§ **Verilen Görev 1**:
Aşağıdaki verilen metinde yer alan "Ne yapıp yapmalı, yargıyı siyasetin dağdağasından uzak tutmalı." cümlesini İngilizceye çeviriniz.
§ **Verilen Görev 2**:
Aşağıdaki verilen metnin "Ülkemiz tartışma gündemi" sözleriyle başlayan paragrafını, temel bilgilerini koruyarak kısa bir madde listesine dönüştürünüz.
§ **Verilen Görev 3**:
Aşağıdaki verilen metne dayanarak şu soruları cevaplayınız:
(a) HSYK yeni yapısına hangi halkoylamasıyla gerçekleşen anayasa değişikliği sonrasında kavuşmuştur?
(b) Metne göre HSYK bir yüksek yargı kurumu değilse neye benzetilmektedir?
(c) Yeniden "siyasi" kaygılara yol açacak bir düzenlemenin yargı için nasıl olacağı söylenmektedir?

§ **Verilen Metin**:
━━━

Hakimler ve Savcılar Yüksek Kurulu (HSYK) üyeleri RTÜK usulüyle mi seçilsin, YÖK usulüyle mi?
Ülkemiz tartışma gündemi şimdi bu soruya cevap arıyor ve görüş sahipleri, her konuda olduğu gibi bu konuda da, ortasından ikiye bölünmüş görüntüsü veriyor. Kimine göre RTÜK üyeleri gibi siyasi partilerin sayısal gücü nispetinde Meclis tarafından seçilmeli, kimine göre de çeşitli devlet birimlerinin atadığı üyelerden oluşan YÖK’e benzemeli...
Acaba hangisi olmalı?
Bana kalırsa, hangi usulle üyeleri belirlenirse belirlensin, ‘yeni HSYK’ yargının bağımsız ve tarafsız görüntüsüne zarar verilmemeli...
Önyargıların tersine, HSYK, bir yüksek yargı kurumu değildir; yargı sınıfının atamalarda da etkili olan bir çeşit üst disiplin kurulu gibidir. Son zamanlarda ‘siyasi’ bir görünüm kazanmasına yol açan çıkışlar yapmasına bakmayın, HSYK’dan çalışmalarını siyasi kaygılardan uzak yürütmesi beklenir.
Yeni yapısına 12 Eylül 2010 halkoylamasıyla gerçekleşen anayasa değişikliği sonrasında kavuştu HSYK; aradan henüz iki yıl geçmişken yeniden yapısal değişiklik ihtiyacı duyulması, ‘siyasi’ tavrını dışa vurması yüzündendir.
Zaten ben de ‘yargının bağımsız ve tarafsız görüntüsüne zarar vermemeli’ önşartını bu yüzden zikrettim. Yeniden ‘siyasi’ kaygılara yol açacak bir düzenleme, yargı için, hayli yıpratıcı olur.
Ne yapıp yapmalı, yargıyı siyasetin dağdağasından uzak tutmalı.

━━━

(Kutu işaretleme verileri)

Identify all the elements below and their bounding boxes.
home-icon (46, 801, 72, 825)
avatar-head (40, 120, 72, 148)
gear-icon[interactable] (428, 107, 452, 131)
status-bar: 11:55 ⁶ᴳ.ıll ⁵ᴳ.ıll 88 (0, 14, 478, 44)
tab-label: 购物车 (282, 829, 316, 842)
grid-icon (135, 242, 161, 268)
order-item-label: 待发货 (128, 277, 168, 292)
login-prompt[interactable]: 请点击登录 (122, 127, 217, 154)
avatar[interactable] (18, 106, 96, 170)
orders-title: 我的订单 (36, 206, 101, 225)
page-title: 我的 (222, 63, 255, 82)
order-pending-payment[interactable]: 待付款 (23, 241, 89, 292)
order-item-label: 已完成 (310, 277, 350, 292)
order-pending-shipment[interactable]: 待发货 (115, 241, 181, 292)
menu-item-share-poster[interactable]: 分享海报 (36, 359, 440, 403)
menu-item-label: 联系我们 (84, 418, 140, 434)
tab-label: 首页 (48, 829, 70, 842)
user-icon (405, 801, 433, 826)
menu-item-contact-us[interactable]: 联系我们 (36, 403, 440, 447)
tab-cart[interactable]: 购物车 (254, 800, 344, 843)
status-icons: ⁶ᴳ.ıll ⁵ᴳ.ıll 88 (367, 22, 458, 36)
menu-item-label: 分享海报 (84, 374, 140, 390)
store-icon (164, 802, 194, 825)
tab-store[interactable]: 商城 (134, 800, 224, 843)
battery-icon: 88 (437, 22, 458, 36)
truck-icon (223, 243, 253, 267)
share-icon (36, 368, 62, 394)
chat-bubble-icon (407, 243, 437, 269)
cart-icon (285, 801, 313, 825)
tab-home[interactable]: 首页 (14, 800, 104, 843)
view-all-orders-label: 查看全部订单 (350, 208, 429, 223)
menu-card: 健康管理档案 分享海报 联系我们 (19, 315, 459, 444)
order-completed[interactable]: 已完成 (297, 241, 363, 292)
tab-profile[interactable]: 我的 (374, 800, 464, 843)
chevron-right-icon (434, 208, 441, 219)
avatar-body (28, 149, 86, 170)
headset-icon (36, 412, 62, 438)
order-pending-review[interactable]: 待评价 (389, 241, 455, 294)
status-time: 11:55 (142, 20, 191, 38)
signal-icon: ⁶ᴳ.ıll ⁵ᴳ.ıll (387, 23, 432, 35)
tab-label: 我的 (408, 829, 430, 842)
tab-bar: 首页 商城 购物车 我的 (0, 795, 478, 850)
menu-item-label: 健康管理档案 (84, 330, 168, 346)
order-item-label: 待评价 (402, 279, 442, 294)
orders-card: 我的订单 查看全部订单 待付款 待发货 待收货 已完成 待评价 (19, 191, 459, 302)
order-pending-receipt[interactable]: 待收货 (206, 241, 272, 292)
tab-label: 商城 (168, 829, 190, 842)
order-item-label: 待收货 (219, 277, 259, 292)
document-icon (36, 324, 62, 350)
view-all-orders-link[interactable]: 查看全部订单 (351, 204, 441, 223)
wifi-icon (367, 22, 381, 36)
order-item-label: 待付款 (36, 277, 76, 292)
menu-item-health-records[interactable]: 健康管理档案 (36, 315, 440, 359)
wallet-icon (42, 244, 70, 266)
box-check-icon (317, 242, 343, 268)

━━━

§ **Problemin Çözümü 1**:
Whatever it takes, the judiciary must be kept away from the turmoil of politics.

§ **Problemin Çözümü 2**:
- Ülke gündemi, HSYK üyelerinin hangi usulle seçileceği sorusuna cevap arıyor.
- Görüş sahipleri bu konuda ikiye bölünmüş görünüyor.
- Bir kesime göre üyeler, RTÜK üyeleri gibi, siyasi partilerin sayısal gücü oranında Meclis tarafından seçilmeli.
- Diğer kesime göre HSYK, çeşitli devlet birimlerinin atadığı üyelerden oluşan YÖK'e benzemeli.

§ **Problemin Çözümü 3**:
(a) 12 Eylül 2010 halkoylamasıyla gerçekleşen anayasa değişikliği sonrasında.
(b) Yargı sınıfının atamalarda da etkili olan bir çeşit üst disiplin kuruluna.
(c) Hayli yıpratıcı olacağı söylenmektedir.